··· Supplied data ···

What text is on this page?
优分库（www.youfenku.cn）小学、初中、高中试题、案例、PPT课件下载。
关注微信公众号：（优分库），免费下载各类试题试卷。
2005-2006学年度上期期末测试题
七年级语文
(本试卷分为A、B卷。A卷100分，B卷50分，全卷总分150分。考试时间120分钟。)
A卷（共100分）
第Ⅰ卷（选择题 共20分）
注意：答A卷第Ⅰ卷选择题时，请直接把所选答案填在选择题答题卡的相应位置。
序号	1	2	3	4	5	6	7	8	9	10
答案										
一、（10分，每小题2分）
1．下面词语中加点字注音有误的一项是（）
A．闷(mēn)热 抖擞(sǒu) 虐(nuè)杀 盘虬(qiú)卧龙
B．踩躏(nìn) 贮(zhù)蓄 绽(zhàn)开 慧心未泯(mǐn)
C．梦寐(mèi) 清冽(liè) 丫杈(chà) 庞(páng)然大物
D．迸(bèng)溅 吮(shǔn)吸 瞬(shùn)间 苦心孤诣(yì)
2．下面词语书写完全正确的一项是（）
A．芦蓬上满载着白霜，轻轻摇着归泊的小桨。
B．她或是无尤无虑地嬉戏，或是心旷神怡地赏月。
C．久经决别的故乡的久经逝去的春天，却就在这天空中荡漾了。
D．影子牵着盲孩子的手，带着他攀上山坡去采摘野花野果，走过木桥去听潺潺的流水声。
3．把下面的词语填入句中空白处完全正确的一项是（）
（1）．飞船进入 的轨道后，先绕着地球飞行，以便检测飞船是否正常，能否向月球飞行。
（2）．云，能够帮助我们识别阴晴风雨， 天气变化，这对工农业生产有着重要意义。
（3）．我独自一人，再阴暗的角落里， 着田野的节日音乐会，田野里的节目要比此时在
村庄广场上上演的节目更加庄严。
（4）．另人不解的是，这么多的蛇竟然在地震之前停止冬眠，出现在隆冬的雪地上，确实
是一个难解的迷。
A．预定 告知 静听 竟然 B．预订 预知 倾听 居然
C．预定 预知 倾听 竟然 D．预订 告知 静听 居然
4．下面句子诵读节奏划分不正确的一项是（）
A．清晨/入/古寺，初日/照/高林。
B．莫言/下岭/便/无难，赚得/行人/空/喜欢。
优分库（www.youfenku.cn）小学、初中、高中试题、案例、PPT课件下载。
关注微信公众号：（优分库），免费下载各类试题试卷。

···
··· Supplied data ···

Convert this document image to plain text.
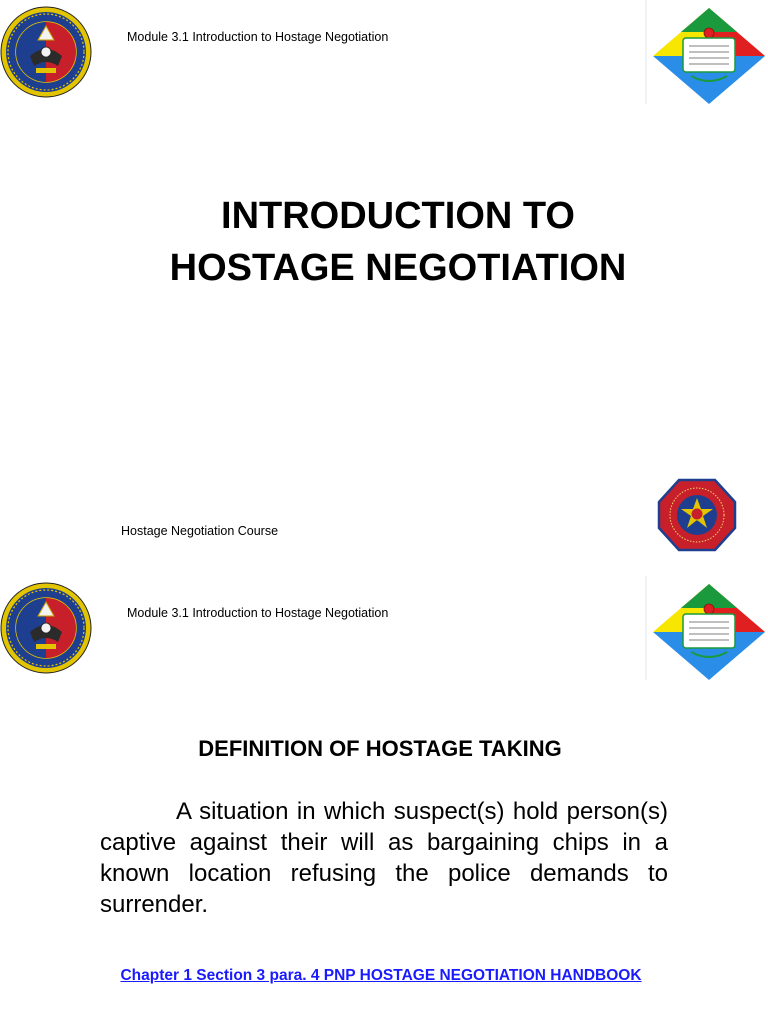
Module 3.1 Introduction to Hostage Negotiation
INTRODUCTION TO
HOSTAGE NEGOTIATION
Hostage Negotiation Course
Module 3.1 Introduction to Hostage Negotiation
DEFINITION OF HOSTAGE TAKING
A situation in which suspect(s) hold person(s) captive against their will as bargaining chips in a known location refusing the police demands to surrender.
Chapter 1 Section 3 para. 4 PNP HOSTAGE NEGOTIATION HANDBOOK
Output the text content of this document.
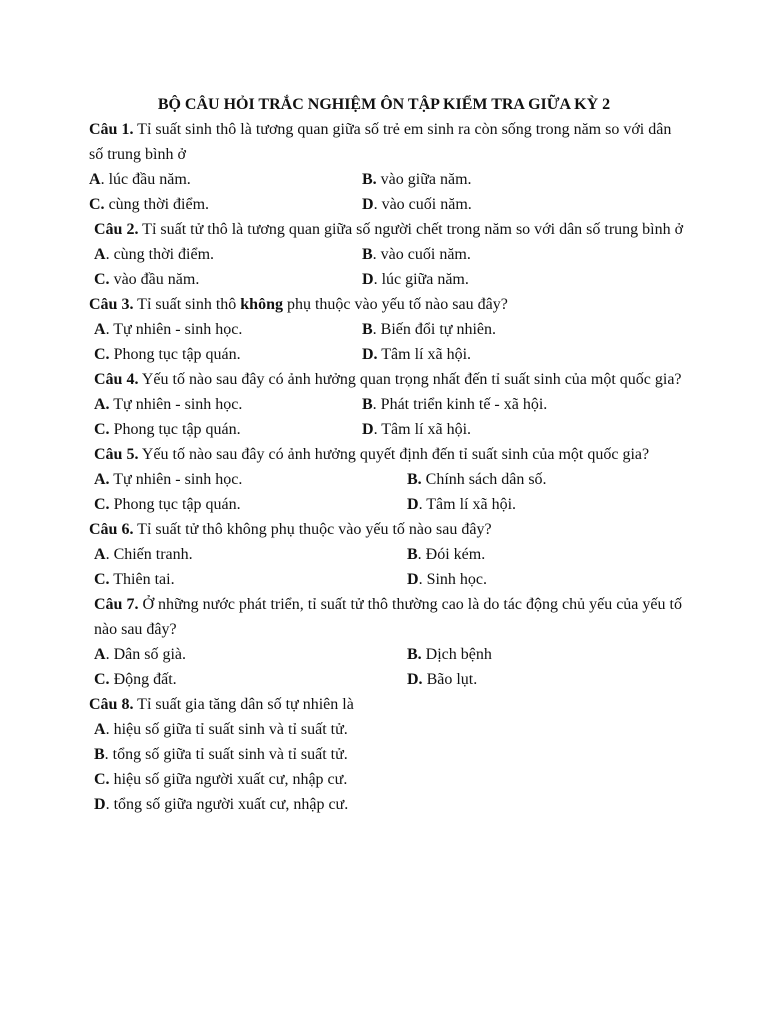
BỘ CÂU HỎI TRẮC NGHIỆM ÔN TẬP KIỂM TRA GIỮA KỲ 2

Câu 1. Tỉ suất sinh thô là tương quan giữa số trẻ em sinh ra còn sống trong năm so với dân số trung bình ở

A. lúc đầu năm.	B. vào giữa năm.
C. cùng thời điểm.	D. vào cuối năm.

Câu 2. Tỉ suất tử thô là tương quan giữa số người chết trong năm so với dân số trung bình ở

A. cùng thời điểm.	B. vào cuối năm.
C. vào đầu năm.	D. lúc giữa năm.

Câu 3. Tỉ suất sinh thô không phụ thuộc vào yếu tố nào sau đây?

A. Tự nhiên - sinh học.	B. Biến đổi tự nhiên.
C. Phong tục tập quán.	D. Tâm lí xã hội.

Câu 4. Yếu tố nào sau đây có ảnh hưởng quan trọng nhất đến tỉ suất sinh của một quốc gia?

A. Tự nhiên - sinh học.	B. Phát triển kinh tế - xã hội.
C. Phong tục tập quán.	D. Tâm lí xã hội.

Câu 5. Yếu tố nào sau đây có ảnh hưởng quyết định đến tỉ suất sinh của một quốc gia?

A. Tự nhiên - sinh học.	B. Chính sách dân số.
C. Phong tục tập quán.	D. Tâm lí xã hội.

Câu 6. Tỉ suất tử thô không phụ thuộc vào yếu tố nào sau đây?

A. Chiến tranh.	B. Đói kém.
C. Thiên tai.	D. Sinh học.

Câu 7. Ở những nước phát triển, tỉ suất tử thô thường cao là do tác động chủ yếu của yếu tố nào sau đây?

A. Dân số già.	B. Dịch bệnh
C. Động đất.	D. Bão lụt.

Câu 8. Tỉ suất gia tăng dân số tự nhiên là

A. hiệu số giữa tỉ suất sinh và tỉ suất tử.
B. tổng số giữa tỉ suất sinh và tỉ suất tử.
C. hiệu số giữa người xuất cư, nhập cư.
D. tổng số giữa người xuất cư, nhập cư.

···

What is the number of lines in this listing that contain the word "text"? Answer with that number and nothing else.

3